#### [AIM OF THE EXERCISE]
Return the whole listing, line for line, without the pictures in it.

....

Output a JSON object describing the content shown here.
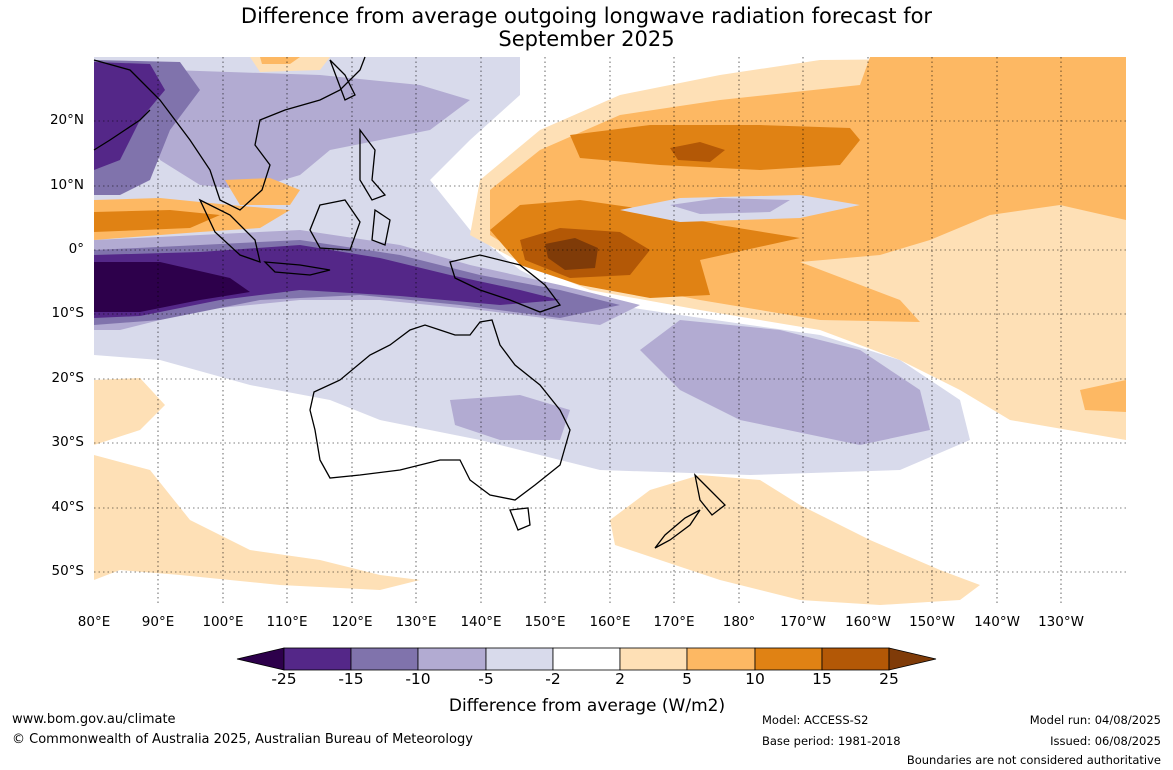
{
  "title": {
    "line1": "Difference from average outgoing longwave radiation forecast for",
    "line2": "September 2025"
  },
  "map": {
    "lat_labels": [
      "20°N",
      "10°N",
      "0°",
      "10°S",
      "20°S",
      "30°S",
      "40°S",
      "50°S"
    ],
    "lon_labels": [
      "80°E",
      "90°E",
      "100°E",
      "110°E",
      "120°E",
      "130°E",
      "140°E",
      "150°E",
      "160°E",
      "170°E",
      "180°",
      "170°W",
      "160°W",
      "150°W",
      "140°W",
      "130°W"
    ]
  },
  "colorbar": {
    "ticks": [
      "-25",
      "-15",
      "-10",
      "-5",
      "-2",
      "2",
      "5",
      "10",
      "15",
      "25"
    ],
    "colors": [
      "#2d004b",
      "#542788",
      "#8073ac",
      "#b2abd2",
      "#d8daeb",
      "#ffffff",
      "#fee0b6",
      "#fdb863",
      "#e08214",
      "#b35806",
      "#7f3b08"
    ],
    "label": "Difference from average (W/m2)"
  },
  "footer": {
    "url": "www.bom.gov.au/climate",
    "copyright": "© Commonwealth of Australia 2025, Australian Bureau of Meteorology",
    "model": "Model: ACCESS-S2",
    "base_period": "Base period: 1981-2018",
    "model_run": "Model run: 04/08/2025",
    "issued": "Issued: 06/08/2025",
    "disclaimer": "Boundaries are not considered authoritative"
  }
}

....

#### [TASK RESPONSE]
Output a JSON object describing the content shown here.
{
  "title": {
    "line1": "Difference from average outgoing longwave radiation forecast for",
    "line2": "September 2025"
  },
  "map": {
    "lat_labels": [
      "20°N",
      "10°N",
      "0°",
      "10°S",
      "20°S",
      "30°S",
      "40°S",
      "50°S"
    ],
    "lon_labels": [
      "80°E",
      "90°E",
      "100°E",
      "110°E",
      "120°E",
      "130°E",
      "140°E",
      "150°E",
      "160°E",
      "170°E",
      "180°",
      "170°W",
      "160°W",
      "150°W",
      "140°W",
      "130°W"
    ]
  },
  "colorbar": {
    "ticks": [
      "-25",
      "-15",
      "-10",
      "-5",
      "-2",
      "2",
      "5",
      "10",
      "15",
      "25"
    ],
    "colors": [
      "#2d004b",
      "#542788",
      "#8073ac",
      "#b2abd2",
      "#d8daeb",
      "#ffffff",
      "#fee0b6",
      "#fdb863",
      "#e08214",
      "#b35806",
      "#7f3b08"
    ],
    "label": "Difference from average (W/m2)"
  },
  "footer": {
    "url": "www.bom.gov.au/climate",
    "copyright": "© Commonwealth of Australia 2025, Australian Bureau of Meteorology",
    "model": "Model: ACCESS-S2",
    "base_period": "Base period: 1981-2018",
    "model_run": "Model run: 04/08/2025",
    "issued": "Issued: 06/08/2025",
    "disclaimer": "Boundaries are not considered authoritative"
  }
}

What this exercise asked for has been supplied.